### Supplied information
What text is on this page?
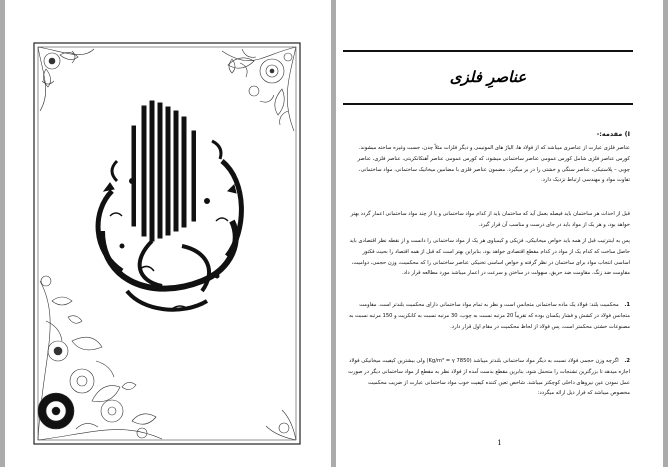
عناصرِ فلزی
I) مقدمه:-
عناصر فلزی عبارت از عناصری میباشد که از فولاد ها، الیاژ های المونیمی و دیگر فلزات مثلاً چدن، جست وغیره ساخته میشوند. کورس عناصر فلزی شامل کورس عمومی عناصر ساختمانی میشود، که کورس عمومی عناصر آهنکانکریتی، عناصر فلزی، عناصر چوبی – پلاستیکی، عناصر سنگی و خشتی را در بر میگیرد. مضمون عناصر فلزی با مضامین میخانیک ساختمانی، مواد ساختمانی، تفاوت مواد و مهندسی ارتباط نزدیک دارد.
قبل از احداث هر ساختمان باید فیصله بعمل آید که ساختمان باید از کدام مواد ساختمانی و یا از چند مواد ساختمانی اعمار گردد بهتر خواهد بود، و هر یک از مواد باید در جای درست و مناسب آن قرار گیرد.
پس به اینترتیب قبل از همه باید خواص میخانیکی، فزیکی و کیمیاوی هر یک از مواد ساختمانی را دانست و از نقطه نظر اقتصادی باید حاصل ساخت که کدام یک از مواد در کدام مقطع اقتصادی خواهد بود، بنابراین بهتر است که قبل از همه اقتصاد را بحیث فکتور اساسی انتخاب مواد برای ساختمان در نظر گرفته و خواص اساسی تخنیکی عناصر ساختمانی را که محکمیت، وزن حجمی، دوامیت، مقاومت ضد زنگ، مقاومت ضد حریق، سهولت در ساختن و سرعت در اعمار میباشد مورد مطالعه قرار داد.
1. محکمیت بلند: فولاد یک ماده ساختمانی متجانس است و نظر به تمام مواد ساختمانی دارای محکمیت بلندتر است. مقاومت متجانس فولاد در کشش و فشار یکسان بوده که تقریباً 20 مرتبه نسبت به چوب، 30 مرتبه نسبت به کانکریت و 150 مرتبه نسبت به مصنوعات خشتی محکمتر است، پس فولاد از لحاظ محکمیت در مقام اول قرار دارد.
2. اگرچه وزن حجمی فولاد نسبت به دیگر مواد ساختمانی بلندتر میباشد (7850 Kg/m³ = γ) ولی بیشترین کیفیت میخانیکی فولاد اجازه میدهد تا بزرگترین تشنجات را متحمل شود، بنابرین مقطع بدست آمده از فولاد نظر به مقطع از مواد ساختمانی دیگر در صورت عمل نمودن عین نیروهای داخلی کوچکتر میباشد. شاخص تعین کننده کیفیت خوب مواد ساختمانی عبارت از ضریب محکمیت مخصوص میباشد که فرار ذیل ارائه میگردد:
1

### What you are asked to do
A faithful copy of the records above is needed, with the pictures left out.

### Written answer
What text is on this page?
عناصرِ فلزی
I) مقدمه:-
عناصر فلزی عبارت از عناصری میباشد که از فولاد ها، الیاژ های المونیمی و دیگر فلزات مثلاً چدن، جست وغیره ساخته میشوند. کورس عناصر فلزی شامل کورس عمومی عناصر ساختمانی میشود، که کورس عمومی عناصر آهنکانکریتی، عناصر فلزی، عناصر چوبی – پلاستیکی، عناصر سنگی و خشتی را در بر میگیرد. مضمون عناصر فلزی با مضامین میخانیک ساختمانی، مواد ساختمانی، تفاوت مواد و مهندسی ارتباط نزدیک دارد.
قبل از احداث هر ساختمان باید فیصله بعمل آید که ساختمان باید از کدام مواد ساختمانی و یا از چند مواد ساختمانی اعمار گردد بهتر خواهد بود، و هر یک از مواد باید در جای درست و مناسب آن قرار گیرد.
پس به اینترتیب قبل از همه باید خواص میخانیکی، فزیکی و کیمیاوی هر یک از مواد ساختمانی را دانست و از نقطه نظر اقتصادی باید حاصل ساخت که کدام یک از مواد در کدام مقطع اقتصادی خواهد بود، بنابراین بهتر است که قبل از همه اقتصاد را بحیث فکتور اساسی انتخاب مواد برای ساختمان در نظر گرفته و خواص اساسی تخنیکی عناصر ساختمانی را که محکمیت، وزن حجمی، دوامیت، مقاومت ضد زنگ، مقاومت ضد حریق، سهولت در ساختن و سرعت در اعمار میباشد مورد مطالعه قرار داد.
1. محکمیت بلند: فولاد یک ماده ساختمانی متجانس است و نظر به تمام مواد ساختمانی دارای محکمیت بلندتر است. مقاومت متجانس فولاد در کشش و فشار یکسان بوده که تقریباً 20 مرتبه نسبت به چوب، 30 مرتبه نسبت به کانکریت و 150 مرتبه نسبت به مصنوعات خشتی محکمتر است، پس فولاد از لحاظ محکمیت در مقام اول قرار دارد.
2. اگرچه وزن حجمی فولاد نسبت به دیگر مواد ساختمانی بلندتر میباشد (7850 Kg/m³ = γ) ولی بیشترین کیفیت میخانیکی فولاد اجازه میدهد تا بزرگترین تشنجات را متحمل شود، بنابرین مقطع بدست آمده از فولاد نظر به مقطع از مواد ساختمانی دیگر در صورت عمل نمودن عین نیروهای داخلی کوچکتر میباشد. شاخص تعین کننده کیفیت خوب مواد ساختمانی عبارت از ضریب محکمیت مخصوص میباشد که فرار ذیل ارائه میگردد:
1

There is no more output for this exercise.